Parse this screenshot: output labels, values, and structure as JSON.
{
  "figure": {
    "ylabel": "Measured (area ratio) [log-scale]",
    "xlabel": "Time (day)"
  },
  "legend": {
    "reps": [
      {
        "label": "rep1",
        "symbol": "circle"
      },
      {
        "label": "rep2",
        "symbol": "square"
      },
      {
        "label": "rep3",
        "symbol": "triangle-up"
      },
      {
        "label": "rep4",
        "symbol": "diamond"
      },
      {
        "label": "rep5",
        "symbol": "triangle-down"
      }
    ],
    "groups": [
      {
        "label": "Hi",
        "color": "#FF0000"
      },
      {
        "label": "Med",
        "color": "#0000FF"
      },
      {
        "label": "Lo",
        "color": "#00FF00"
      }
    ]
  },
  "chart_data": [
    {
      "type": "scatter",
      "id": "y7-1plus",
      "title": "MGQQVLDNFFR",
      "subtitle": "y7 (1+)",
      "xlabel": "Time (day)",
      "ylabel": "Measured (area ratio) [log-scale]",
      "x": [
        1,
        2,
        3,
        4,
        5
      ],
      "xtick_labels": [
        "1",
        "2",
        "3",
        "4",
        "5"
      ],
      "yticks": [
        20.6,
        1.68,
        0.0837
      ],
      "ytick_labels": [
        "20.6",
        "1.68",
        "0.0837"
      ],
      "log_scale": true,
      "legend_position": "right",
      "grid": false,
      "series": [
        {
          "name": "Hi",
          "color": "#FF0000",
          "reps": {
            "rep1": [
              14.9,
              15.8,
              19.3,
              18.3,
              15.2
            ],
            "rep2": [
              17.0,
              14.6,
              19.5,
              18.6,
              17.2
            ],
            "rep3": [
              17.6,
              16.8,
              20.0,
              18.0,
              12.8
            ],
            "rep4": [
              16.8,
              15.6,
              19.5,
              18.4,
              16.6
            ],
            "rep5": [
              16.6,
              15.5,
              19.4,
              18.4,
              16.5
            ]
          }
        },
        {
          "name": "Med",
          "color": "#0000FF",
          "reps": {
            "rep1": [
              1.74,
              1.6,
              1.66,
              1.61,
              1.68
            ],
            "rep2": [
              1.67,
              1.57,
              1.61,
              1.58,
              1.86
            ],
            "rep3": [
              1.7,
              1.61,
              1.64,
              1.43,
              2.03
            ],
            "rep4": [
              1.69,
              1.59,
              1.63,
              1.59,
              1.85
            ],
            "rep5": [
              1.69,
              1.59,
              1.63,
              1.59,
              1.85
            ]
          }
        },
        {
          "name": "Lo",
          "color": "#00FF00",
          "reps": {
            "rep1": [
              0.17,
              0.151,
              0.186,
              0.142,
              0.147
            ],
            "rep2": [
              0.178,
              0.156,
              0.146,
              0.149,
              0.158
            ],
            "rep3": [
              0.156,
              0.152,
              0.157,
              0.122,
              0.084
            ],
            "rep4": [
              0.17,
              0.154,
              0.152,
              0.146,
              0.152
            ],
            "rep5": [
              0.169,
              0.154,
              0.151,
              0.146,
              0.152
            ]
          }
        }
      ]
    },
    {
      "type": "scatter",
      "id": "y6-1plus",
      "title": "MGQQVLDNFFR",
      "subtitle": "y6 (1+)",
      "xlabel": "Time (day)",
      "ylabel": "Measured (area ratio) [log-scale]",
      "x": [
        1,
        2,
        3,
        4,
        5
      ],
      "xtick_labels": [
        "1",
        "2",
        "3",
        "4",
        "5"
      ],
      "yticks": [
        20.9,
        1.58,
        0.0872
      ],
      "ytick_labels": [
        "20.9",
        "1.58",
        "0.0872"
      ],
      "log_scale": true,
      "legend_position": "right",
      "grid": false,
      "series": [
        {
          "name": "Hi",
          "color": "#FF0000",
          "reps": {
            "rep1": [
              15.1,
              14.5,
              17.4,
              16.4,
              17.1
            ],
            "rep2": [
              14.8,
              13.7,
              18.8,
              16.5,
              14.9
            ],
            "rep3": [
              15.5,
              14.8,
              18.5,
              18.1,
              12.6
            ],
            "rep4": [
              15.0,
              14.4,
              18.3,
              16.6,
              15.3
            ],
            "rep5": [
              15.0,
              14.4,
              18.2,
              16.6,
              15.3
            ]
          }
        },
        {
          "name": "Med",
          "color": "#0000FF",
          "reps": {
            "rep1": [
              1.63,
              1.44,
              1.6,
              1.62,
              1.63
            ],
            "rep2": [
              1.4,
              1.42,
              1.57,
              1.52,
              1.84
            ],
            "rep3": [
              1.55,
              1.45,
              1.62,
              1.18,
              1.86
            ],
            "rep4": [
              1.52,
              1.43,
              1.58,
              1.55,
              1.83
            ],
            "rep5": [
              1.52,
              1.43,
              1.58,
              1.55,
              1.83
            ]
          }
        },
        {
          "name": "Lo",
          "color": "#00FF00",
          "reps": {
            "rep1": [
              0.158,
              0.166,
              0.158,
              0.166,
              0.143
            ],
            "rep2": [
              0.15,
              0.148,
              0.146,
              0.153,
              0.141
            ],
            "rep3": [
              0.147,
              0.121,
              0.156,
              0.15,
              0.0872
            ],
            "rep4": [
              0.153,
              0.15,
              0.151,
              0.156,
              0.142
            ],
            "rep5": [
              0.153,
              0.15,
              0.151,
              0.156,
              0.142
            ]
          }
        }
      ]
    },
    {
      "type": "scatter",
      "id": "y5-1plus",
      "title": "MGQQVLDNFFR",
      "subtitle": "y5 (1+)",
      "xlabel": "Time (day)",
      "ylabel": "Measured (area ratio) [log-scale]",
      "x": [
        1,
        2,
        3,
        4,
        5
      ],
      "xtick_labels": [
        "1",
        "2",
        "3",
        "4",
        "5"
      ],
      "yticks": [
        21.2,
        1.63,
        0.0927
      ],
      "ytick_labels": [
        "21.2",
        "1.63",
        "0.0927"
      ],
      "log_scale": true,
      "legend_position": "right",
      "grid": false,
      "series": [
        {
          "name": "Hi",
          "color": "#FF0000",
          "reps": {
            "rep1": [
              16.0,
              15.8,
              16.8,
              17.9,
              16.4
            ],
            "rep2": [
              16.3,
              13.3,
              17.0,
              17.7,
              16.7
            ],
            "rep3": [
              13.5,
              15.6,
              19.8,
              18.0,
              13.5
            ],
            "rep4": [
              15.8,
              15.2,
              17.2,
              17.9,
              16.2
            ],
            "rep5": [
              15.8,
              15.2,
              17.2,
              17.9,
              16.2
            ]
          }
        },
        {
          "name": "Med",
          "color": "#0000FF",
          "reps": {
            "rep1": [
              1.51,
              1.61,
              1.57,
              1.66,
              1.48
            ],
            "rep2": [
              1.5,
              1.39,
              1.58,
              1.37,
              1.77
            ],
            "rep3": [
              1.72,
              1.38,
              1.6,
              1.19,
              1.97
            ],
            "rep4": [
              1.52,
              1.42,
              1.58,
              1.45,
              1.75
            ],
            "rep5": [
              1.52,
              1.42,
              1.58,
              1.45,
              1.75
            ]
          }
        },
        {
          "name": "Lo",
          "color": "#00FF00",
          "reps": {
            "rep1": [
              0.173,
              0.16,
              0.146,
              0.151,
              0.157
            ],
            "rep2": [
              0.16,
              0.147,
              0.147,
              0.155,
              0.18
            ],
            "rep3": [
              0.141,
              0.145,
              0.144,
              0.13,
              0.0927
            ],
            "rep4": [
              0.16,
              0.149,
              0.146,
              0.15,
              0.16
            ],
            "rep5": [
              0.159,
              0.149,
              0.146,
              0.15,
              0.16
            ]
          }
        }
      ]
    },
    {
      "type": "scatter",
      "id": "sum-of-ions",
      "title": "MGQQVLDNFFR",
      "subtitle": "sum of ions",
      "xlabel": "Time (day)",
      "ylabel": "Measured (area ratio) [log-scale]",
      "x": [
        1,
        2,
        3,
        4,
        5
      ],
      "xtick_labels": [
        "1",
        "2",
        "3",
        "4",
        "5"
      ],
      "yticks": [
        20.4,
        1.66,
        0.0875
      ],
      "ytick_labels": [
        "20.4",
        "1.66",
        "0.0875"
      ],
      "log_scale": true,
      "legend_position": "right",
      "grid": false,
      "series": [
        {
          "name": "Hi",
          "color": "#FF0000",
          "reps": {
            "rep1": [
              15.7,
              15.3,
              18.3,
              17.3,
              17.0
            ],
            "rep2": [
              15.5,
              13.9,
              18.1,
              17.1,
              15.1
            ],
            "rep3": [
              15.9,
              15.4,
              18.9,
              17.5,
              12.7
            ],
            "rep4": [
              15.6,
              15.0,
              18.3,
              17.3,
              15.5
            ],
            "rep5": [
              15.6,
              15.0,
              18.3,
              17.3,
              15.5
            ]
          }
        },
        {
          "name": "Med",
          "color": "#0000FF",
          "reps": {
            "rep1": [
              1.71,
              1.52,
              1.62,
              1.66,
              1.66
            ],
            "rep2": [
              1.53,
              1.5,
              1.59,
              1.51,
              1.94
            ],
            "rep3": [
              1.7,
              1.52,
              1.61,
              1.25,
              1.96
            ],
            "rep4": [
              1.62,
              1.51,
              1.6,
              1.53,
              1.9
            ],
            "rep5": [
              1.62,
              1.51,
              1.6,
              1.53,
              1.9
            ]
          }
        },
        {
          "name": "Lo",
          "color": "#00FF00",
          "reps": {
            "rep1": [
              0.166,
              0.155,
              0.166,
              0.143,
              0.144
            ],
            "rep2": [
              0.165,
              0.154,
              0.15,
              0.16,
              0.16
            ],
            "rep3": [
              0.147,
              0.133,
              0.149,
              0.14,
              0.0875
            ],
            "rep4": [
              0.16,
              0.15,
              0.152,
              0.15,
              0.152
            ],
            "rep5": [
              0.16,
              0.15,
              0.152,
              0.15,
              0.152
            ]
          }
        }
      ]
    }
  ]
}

◆ **Stated goal**: Copy out all lines where the word "symbol" appears.

◆ **Answer to this exercise**:
        "symbol": "circle"
        "symbol": "square"
        "symbol": "triangle-up"
        "symbol": "diamond"
        "symbol": "triangle-down"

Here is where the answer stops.